WRITTEN PROBLEM >>
Give only the number of lines where "JSON" occurs.

[Some records]
-=-=-
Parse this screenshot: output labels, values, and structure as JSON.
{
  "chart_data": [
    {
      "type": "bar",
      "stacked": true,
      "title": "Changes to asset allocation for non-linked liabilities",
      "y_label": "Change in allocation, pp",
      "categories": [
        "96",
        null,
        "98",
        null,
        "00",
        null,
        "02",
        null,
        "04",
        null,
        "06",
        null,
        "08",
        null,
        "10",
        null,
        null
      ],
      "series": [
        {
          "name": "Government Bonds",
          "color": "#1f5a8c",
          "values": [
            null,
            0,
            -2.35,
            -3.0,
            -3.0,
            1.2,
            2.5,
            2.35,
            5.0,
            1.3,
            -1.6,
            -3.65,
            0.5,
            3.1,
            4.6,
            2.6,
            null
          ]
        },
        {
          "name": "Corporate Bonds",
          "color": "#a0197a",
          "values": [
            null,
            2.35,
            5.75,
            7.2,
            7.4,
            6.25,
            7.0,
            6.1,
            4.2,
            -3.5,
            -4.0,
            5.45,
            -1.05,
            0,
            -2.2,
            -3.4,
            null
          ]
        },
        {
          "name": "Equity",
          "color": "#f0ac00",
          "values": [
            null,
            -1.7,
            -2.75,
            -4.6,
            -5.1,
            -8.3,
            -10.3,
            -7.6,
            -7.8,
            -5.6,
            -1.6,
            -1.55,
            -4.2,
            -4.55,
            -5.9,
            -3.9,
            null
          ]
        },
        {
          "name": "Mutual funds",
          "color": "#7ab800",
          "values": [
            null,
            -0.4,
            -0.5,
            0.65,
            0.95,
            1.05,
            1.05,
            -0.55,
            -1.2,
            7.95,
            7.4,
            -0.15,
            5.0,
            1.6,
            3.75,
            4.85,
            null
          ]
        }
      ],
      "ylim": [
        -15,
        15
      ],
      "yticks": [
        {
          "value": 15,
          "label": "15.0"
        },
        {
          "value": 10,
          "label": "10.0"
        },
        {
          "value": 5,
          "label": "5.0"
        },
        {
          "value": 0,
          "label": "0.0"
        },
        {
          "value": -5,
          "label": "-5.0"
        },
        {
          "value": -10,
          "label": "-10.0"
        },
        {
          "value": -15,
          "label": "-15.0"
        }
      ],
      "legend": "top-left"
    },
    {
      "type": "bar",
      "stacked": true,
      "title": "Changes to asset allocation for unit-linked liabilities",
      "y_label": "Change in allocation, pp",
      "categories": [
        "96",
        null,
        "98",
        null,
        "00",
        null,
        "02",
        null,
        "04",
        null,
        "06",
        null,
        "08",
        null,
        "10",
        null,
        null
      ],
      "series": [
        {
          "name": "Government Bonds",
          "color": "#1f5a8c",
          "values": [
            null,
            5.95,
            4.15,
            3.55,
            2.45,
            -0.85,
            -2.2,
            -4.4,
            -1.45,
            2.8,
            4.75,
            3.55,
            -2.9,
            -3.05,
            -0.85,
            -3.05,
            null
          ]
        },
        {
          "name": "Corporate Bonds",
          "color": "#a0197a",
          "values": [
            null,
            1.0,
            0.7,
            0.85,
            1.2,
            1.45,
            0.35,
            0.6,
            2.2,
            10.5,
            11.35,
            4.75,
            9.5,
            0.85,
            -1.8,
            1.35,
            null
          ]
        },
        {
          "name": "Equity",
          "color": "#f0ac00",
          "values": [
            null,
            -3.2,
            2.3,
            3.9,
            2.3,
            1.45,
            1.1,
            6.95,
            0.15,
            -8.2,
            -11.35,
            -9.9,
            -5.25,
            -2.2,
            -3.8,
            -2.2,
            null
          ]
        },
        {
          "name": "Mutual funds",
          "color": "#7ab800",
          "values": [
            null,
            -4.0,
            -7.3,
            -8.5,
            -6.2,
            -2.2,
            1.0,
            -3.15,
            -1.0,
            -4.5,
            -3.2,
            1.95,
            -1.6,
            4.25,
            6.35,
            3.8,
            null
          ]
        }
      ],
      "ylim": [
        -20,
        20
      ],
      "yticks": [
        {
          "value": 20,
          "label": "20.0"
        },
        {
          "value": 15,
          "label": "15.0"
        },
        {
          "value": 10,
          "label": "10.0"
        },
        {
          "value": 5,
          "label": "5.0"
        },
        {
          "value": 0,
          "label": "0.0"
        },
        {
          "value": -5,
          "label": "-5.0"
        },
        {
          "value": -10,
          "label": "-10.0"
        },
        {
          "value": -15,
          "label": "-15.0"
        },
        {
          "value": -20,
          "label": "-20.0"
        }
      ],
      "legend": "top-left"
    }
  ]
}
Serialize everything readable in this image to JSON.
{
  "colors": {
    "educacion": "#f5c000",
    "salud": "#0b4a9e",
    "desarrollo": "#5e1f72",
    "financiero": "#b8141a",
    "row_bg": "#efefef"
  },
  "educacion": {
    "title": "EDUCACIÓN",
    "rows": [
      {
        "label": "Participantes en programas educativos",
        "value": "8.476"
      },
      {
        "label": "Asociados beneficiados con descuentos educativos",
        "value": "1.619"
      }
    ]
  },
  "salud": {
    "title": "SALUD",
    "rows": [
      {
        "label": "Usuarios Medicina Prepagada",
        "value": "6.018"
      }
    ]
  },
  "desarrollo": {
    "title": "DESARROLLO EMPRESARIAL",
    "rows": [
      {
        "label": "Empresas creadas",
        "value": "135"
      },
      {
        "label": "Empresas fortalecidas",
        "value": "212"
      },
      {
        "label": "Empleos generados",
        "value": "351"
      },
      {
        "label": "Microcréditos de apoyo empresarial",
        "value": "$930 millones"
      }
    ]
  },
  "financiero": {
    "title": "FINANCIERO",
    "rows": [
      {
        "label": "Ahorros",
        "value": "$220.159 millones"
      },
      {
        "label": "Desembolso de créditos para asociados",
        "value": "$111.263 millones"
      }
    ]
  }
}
-=-=-
SOLUTION >>
2